* _Exercise aim_: Among the entries below, count the lines that contain the word "Красим". Write down only the total.

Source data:
* Start *

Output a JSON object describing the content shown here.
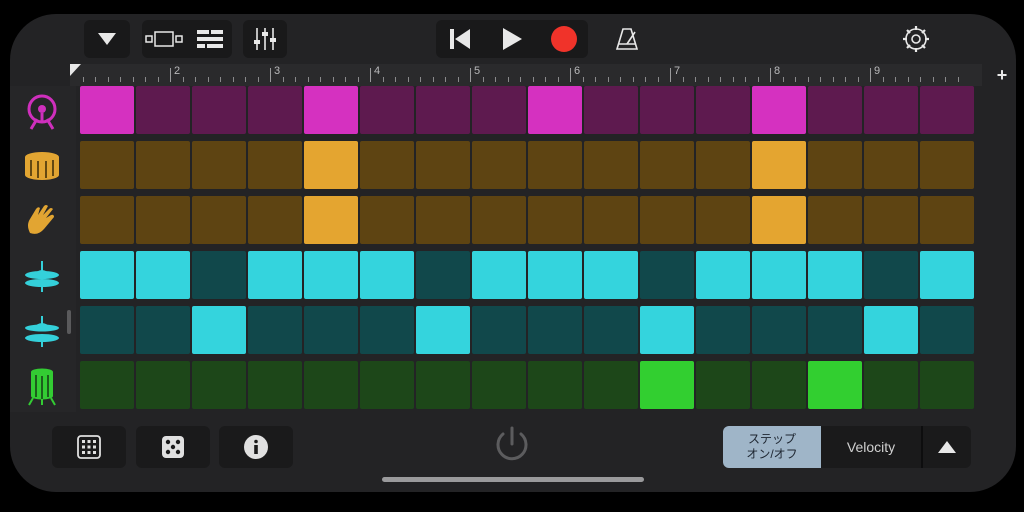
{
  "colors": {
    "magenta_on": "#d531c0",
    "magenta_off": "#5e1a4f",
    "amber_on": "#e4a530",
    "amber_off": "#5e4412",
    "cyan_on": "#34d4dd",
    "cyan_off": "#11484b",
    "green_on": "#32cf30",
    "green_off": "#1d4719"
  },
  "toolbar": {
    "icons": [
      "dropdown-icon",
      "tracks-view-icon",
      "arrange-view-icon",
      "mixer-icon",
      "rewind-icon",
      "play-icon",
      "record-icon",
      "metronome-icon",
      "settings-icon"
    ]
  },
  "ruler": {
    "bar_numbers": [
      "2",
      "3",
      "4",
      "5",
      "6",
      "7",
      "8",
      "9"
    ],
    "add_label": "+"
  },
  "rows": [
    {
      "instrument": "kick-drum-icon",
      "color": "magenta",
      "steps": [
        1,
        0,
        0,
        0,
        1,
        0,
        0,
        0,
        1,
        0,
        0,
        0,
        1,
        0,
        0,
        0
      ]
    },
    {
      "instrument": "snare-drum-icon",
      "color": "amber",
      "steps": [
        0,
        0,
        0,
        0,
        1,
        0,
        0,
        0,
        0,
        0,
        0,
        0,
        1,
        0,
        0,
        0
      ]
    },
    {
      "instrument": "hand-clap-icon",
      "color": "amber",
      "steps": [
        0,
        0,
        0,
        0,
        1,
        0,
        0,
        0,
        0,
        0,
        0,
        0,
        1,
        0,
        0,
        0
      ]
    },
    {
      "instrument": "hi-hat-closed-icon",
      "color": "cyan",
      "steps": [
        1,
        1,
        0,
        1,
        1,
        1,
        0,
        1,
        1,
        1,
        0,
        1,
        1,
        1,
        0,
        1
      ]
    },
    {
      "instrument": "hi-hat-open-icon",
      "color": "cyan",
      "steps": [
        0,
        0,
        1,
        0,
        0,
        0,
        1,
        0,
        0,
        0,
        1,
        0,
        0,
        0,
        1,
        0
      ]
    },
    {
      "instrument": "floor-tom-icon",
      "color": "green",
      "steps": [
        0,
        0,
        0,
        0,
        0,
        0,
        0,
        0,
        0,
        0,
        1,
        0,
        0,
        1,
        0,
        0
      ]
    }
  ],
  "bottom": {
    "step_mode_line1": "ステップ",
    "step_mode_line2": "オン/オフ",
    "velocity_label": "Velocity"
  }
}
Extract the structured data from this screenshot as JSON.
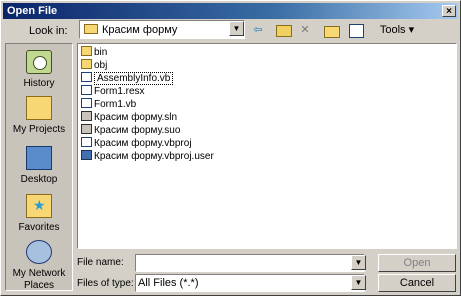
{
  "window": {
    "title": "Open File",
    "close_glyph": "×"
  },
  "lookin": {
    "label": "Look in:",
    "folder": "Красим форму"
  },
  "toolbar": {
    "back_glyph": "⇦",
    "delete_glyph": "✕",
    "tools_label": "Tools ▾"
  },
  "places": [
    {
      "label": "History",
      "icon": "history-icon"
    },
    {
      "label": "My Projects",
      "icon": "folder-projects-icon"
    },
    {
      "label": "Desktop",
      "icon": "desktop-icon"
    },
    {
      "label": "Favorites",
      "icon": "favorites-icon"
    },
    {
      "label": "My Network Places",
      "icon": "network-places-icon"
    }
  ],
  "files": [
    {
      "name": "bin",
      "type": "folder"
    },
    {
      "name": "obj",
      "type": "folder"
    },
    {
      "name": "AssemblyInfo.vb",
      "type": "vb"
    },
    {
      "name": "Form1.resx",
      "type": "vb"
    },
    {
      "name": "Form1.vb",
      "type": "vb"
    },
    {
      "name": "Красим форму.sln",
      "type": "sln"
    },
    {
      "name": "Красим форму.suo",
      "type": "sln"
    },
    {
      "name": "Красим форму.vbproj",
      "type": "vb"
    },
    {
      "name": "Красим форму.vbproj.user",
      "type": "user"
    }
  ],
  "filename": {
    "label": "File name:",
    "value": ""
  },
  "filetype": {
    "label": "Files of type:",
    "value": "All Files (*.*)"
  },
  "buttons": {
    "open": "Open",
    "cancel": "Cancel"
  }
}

* End *

* _Answer for the task_: 5